Work request ▸ Write out the records that appear below, verbatim and complete, but without pictures.

Extracted material ▸
/---
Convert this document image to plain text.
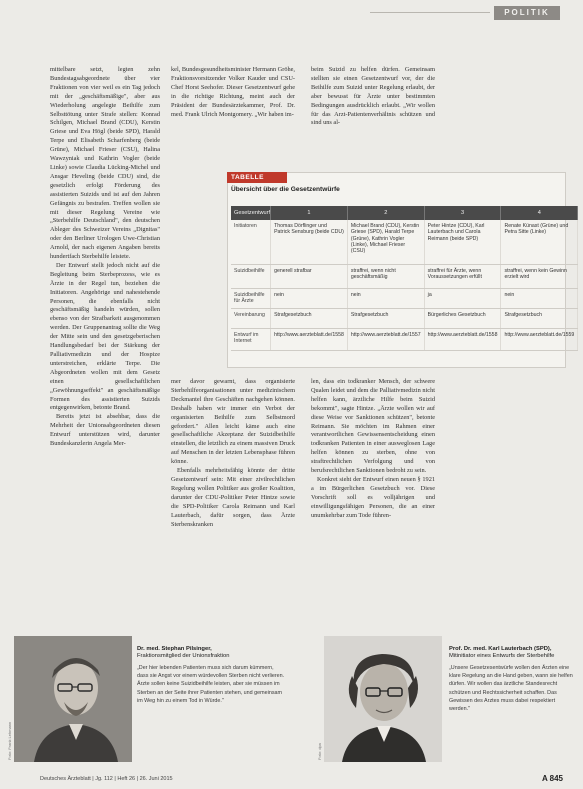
POLITIK

mittelbare setzt, legten zehn Bundestagsabgeordnete über vier Fraktionen von vier weil es ein Tag jedoch mit der „geschäftsmäßige", aber aus Wiederholung angelegte Beihilfe zum Selbsttötung unter Strafe stellen: Konrad Schilgen, Michael Brand (CDU), Kerstin Griese und Eva Högl (beide SPD), Harald Terpe und Elisabeth Scharfenberg (beide Grüne), Michael Frieser (CSU), Halina Wawzyniak und Kathrin Vogler (beide Linke) sowie Claudia Lücking-Michel und Ansgar Heveling (beide CDU) sind, die gesetzlich erfolgt Förderung des assistierten Suizids und ist auf den Jahren Gefängnis zu bestrafen. Treffen wollen sie mit dieser Regelung Vereine wie „Sterbehilfe Deutschland", den deutschen Ableger des Schweizer Vereins „Dignitas" oder den Berliner Urologen Uwe-Christian Arnold, der nach eigenen Angaben bereits hundertfach Sterbehilfe leistete.

Der Entwurf stellt jedoch nicht auf die Begleitung beim Sterbeprozess, wie es Ärzte in der Regel tun, beziehen die Initiatoren. Angehörige und nahestehende Personen, die ebenfalls nicht geschäftsmäßig handeln würden, sollen ebenso von der Strafbarkeit ausgenommen werden. Der Gruppenantrag sollte die Weg der Mitte sein und den gesetzgeberischen Handlungsbedarf bei der Stärkung der Palliativmedizin und der Hospize unterstreichen, erklärte Terpe. Die Abgeordneten wollen mit dem Gesetz einen gesellschaftlichen „Gewöhnungseffekt" an geschäftsmäßige Formen des assistierten Suizids entgegenwirken, betonte Brand.

Bereits jetzt ist absehbar, dass die Mehrheit der Unionsabgeordneten diesen Entwurf unterstützen wird, darunter Bundeskanzlerin Angela Mer-

kel, Bundesgesundheitsminister Hermann Gröhe, Fraktionsvorsitzender Volker Kauder und CSU-Chef Horst Seehofer. Dieser Gesetzentwurf gehe in die richtige Richtung, meint auch der Präsident der Bundesärztekammer, Prof. Dr. med. Frank Ulrich Montgomery. „Wir haben im-

beim Suizid zu helfen dürfen. Gemeinsam stellten sie einen Gesetzentwurf vor, der die Beihilfe zum Suizid unter Regelung erlaubt, der aber bewusst für Ärzte unter bestimmten Bedingungen ausdrücklich erlaubt. „Wir wollen für das Arzt-Patientenverhältnis schützen und sind uns al-

TABELLE
Übersicht über die Gesetzentwürfe
Gesetzentwurf	1	2	3	4
Initiatoren	Thomas Dörflinger und Patrick Sensburg (beide CDU)	Michael Brand (CDU), Kerstin Griese (SPD), Harald Terpe (Grüne), Kathrin Vogler (Linke), Michael Frieser (CSU)	Peter Hintze (CDU), Karl Lauterbach und Carola Reimann (beide SPD)	Renate Künast (Grüne) und Petra Sitte (Linke)
Suizidbeihilfe	generell strafbar	straffrei, wenn nicht geschäftsmäßig	straffrei für Ärzte, wenn Voraussetzungen erfüllt	straffrei, wenn kein Gewinn erzielt wird
Suizidbeihilfe für Ärzte	nein	nein	ja	nein
Vereinbarung	Strafgesetzbuch	Strafgesetzbuch	Bürgerliches Gesetzbuch	Strafgesetzbuch
Entwurf im Internet	http://www.aerzteblatt.de/1558	http://www.aerzteblatt.de/1557	http://www.aerzteblatt.de/1558	http://www.aerzteblatt.de/1559

mer davor gewarnt, dass organisierte Sterbehilfeorganisationen unter medizinischem Deckmantel ihre Geschäften nachgehen können. Deshalb haben wir immer ein Verbot der organisierten Beihilfe zum Selbstmord gefordert." Allen leicht käme auch eine gesellschaftliche Akzeptanz der Suizidbeihilfe einstellen, die letztlich zu einem massiven Druck auf Menschen in der letzten Lebensphase führen könne.

Ebenfalls mehrheitsfähig könnte der dritte Gesetzentwurf sein: Mit einer zivilrechtlichen Regelung wollen Politiker aus großer Koalition, darunter der CDU-Politiker Peter Hintze sowie die SPD-Politiker Carola Reimann und Karl Lauterbach, dafür sorgen, dass Ärzte Sterbenskranken

len, dass ein todkranker Mensch, der schwere Qualen leidet und dem die Palliativmedizin nicht helfen kann, ärztliche Hilfe beim Suizid bekommt", sagte Hintze. „Ärzte wollen wir auf diese Weise vor Sanktionen schützen", betonte Reimann. Sie möchten im Rahmen einer verantwortlichen Gewissensentscheidung einen todkranken Patienten in einer ausweglosen Lage helfen können zu sterben, ohne von straftrechtlichen Verfolgung und von berufsrechtlichen Sanktionen bedroht zu sein.

Konkret sieht der Entwurf einen neuen § 1921 a im Bürgerlichen Gesetzbuch vor. Diese Vorschrift soll es volljährigen und einwilligungsfähigen Personen, die an einer unumkehrbar zum Tode führen-

Foto: Frank Lehmann
Dr. med. Stephan Pilsinger,
Fraktionsmitglied der Unionsfraktion
„Der hier lebenden Patienten muss sich darum kümmern, dass sie Angst vor einem würdevollen Sterben nicht verlieren. Ärzte sollen keine Suizidbeihilfe leisten, aber sie müssen im Sterben an der Seite ihrer Patienten stehen, und gemeinsam im Weg hin zu einem Tod in Würde."
Foto: dpa
Prof. Dr. med. Karl Lauterbach (SPD),
Mitinitiator eines Entwurfs der Sterbehilfe
„Unsere Gesetzesentwürfe wollen den Ärzten eine klare Regelung an die Hand geben, wann sie helfen dürfen. Wir wollen das ärztliche Standesrecht schützen und Rechtssicherheit schaffen. Das Gewissen des Arztes muss dabei respektiert werden."
Deutsches Ärzteblatt | Jg. 112 | Heft 26 | 26. Juni 2015	A 845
\---
Answer box ▸
Convert this document image to plain text.
POLITIK

mittelbare setzt, legten zehn Bundestagsabgeordnete über vier Fraktionen von vier weil es ein Tag jedoch mit der „geschäftsmäßige", aber aus Wiederholung angelegte Beihilfe zum Selbsttötung unter Strafe stellen: Konrad Schilgen, Michael Brand (CDU), Kerstin Griese und Eva Högl (beide SPD), Harald Terpe und Elisabeth Scharfenberg (beide Grüne), Michael Frieser (CSU), Halina Wawzyniak und Kathrin Vogler (beide Linke) sowie Claudia Lücking-Michel und Ansgar Heveling (beide CDU) sind, die gesetzlich erfolgt Förderung des assistierten Suizids und ist auf den Jahren Gefängnis zu bestrafen. Treffen wollen sie mit dieser Regelung Vereine wie „Sterbehilfe Deutschland", den deutschen Ableger des Schweizer Vereins „Dignitas" oder den Berliner Urologen Uwe-Christian Arnold, der nach eigenen Angaben bereits hundertfach Sterbehilfe leistete.

Der Entwurf stellt jedoch nicht auf die Begleitung beim Sterbeprozess, wie es Ärzte in der Regel tun, beziehen die Initiatoren. Angehörige und nahestehende Personen, die ebenfalls nicht geschäftsmäßig handeln würden, sollen ebenso von der Strafbarkeit ausgenommen werden. Der Gruppenantrag sollte die Weg der Mitte sein und den gesetzgeberischen Handlungsbedarf bei der Stärkung der Palliativmedizin und der Hospize unterstreichen, erklärte Terpe. Die Abgeordneten wollen mit dem Gesetz einen gesellschaftlichen „Gewöhnungseffekt" an geschäftsmäßige Formen des assistierten Suizids entgegenwirken, betonte Brand.

Bereits jetzt ist absehbar, dass die Mehrheit der Unionsabgeordneten diesen Entwurf unterstützen wird, darunter Bundeskanzlerin Angela Mer-

kel, Bundesgesundheitsminister Hermann Gröhe, Fraktionsvorsitzender Volker Kauder und CSU-Chef Horst Seehofer. Dieser Gesetzentwurf gehe in die richtige Richtung, meint auch der Präsident der Bundesärztekammer, Prof. Dr. med. Frank Ulrich Montgomery. „Wir haben im-

beim Suizid zu helfen dürfen. Gemeinsam stellten sie einen Gesetzentwurf vor, der die Beihilfe zum Suizid unter Regelung erlaubt, der aber bewusst für Ärzte unter bestimmten Bedingungen ausdrücklich erlaubt. „Wir wollen für das Arzt-Patientenverhältnis schützen und sind uns al-

TABELLE
Übersicht über die Gesetzentwürfe
Gesetzentwurf	1	2	3	4
Initiatoren	Thomas Dörflinger und Patrick Sensburg (beide CDU)	Michael Brand (CDU), Kerstin Griese (SPD), Harald Terpe (Grüne), Kathrin Vogler (Linke), Michael Frieser (CSU)	Peter Hintze (CDU), Karl Lauterbach und Carola Reimann (beide SPD)	Renate Künast (Grüne) und Petra Sitte (Linke)
Suizidbeihilfe	generell strafbar	straffrei, wenn nicht geschäftsmäßig	straffrei für Ärzte, wenn Voraussetzungen erfüllt	straffrei, wenn kein Gewinn erzielt wird
Suizidbeihilfe für Ärzte	nein	nein	ja	nein
Vereinbarung	Strafgesetzbuch	Strafgesetzbuch	Bürgerliches Gesetzbuch	Strafgesetzbuch
Entwurf im Internet	http://www.aerzteblatt.de/1558	http://www.aerzteblatt.de/1557	http://www.aerzteblatt.de/1558	http://www.aerzteblatt.de/1559

mer davor gewarnt, dass organisierte Sterbehilfeorganisationen unter medizinischem Deckmantel ihre Geschäften nachgehen können. Deshalb haben wir immer ein Verbot der organisierten Beihilfe zum Selbstmord gefordert." Allen leicht käme auch eine gesellschaftliche Akzeptanz der Suizidbeihilfe einstellen, die letztlich zu einem massiven Druck auf Menschen in der letzten Lebensphase führen könne.

Ebenfalls mehrheitsfähig könnte der dritte Gesetzentwurf sein: Mit einer zivilrechtlichen Regelung wollen Politiker aus großer Koalition, darunter der CDU-Politiker Peter Hintze sowie die SPD-Politiker Carola Reimann und Karl Lauterbach, dafür sorgen, dass Ärzte Sterbenskranken

len, dass ein todkranker Mensch, der schwere Qualen leidet und dem die Palliativmedizin nicht helfen kann, ärztliche Hilfe beim Suizid bekommt", sagte Hintze. „Ärzte wollen wir auf diese Weise vor Sanktionen schützen", betonte Reimann. Sie möchten im Rahmen einer verantwortlichen Gewissensentscheidung einen todkranken Patienten in einer ausweglosen Lage helfen können zu sterben, ohne von straftrechtlichen Verfolgung und von berufsrechtlichen Sanktionen bedroht zu sein.

Konkret sieht der Entwurf einen neuen § 1921 a im Bürgerlichen Gesetzbuch vor. Diese Vorschrift soll es volljährigen und einwilligungsfähigen Personen, die an einer unumkehrbar zum Tode führen-

Foto: Frank Lehmann
Dr. med. Stephan Pilsinger,
Fraktionsmitglied der Unionsfraktion
„Der hier lebenden Patienten muss sich darum kümmern, dass sie Angst vor einem würdevollen Sterben nicht verlieren. Ärzte sollen keine Suizidbeihilfe leisten, aber sie müssen im Sterben an der Seite ihrer Patienten stehen, und gemeinsam im Weg hin zu einem Tod in Würde."
Foto: dpa
Prof. Dr. med. Karl Lauterbach (SPD),
Mitinitiator eines Entwurfs der Sterbehilfe
„Unsere Gesetzesentwürfe wollen den Ärzten eine klare Regelung an die Hand geben, wann sie helfen dürfen. Wir wollen das ärztliche Standesrecht schützen und Rechtssicherheit schaffen. Das Gewissen des Arztes muss dabei respektiert werden."
Deutsches Ärzteblatt | Jg. 112 | Heft 26 | 26. Juni 2015	A 845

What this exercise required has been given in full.